= Directions =
Collect all lines below with the string "department".

= Records provided =
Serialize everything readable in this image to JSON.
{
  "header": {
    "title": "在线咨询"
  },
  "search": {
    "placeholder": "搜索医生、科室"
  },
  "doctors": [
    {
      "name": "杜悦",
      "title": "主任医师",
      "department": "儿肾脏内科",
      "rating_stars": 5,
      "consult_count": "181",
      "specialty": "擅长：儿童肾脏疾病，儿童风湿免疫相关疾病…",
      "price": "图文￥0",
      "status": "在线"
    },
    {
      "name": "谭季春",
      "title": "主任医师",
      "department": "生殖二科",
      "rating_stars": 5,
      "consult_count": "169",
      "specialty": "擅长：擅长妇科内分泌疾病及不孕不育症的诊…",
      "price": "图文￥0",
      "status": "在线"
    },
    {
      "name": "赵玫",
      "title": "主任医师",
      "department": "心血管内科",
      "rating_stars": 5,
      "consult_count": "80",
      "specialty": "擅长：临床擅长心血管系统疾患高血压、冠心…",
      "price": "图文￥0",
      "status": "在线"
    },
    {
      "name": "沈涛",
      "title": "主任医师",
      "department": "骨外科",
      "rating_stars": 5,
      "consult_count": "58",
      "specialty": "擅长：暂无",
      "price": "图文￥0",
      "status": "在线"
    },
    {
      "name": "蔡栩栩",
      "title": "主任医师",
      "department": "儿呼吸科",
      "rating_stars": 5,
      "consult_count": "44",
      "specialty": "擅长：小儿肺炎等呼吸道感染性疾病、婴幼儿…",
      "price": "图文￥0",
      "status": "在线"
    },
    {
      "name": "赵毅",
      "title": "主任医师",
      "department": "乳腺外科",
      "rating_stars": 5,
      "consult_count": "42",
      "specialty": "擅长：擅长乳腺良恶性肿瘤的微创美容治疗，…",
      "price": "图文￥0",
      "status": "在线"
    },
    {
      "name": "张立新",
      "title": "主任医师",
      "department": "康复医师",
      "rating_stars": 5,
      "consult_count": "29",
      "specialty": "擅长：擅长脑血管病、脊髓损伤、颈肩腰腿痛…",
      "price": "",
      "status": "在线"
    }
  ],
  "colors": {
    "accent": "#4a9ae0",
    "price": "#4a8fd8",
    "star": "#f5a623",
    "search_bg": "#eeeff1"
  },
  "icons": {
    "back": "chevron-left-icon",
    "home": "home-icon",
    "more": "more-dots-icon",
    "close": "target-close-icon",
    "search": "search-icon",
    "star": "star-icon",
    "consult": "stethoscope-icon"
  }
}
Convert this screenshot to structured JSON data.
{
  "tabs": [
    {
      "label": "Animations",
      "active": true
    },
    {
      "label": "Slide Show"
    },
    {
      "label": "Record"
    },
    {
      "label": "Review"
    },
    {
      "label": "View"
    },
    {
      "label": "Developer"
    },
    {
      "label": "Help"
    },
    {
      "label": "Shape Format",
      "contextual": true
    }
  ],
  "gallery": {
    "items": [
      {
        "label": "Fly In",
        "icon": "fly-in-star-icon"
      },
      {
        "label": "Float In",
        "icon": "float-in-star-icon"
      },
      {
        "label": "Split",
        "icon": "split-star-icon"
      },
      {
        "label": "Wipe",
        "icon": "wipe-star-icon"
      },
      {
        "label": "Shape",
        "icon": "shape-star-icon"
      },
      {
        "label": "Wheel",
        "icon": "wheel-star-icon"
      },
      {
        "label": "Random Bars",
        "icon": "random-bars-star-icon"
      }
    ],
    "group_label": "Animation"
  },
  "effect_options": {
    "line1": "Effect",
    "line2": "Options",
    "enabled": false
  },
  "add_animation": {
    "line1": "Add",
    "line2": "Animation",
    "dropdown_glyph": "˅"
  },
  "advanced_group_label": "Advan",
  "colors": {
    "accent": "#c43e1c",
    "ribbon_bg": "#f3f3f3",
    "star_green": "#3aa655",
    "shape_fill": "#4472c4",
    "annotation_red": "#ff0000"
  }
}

= Exercise solution =
      "department": "儿肾脏内科",
      "department": "生殖二科",
      "department": "心血管内科",
      "department": "骨外科",
      "department": "儿呼吸科",
      "department": "乳腺外科",
      "department": "康复医师",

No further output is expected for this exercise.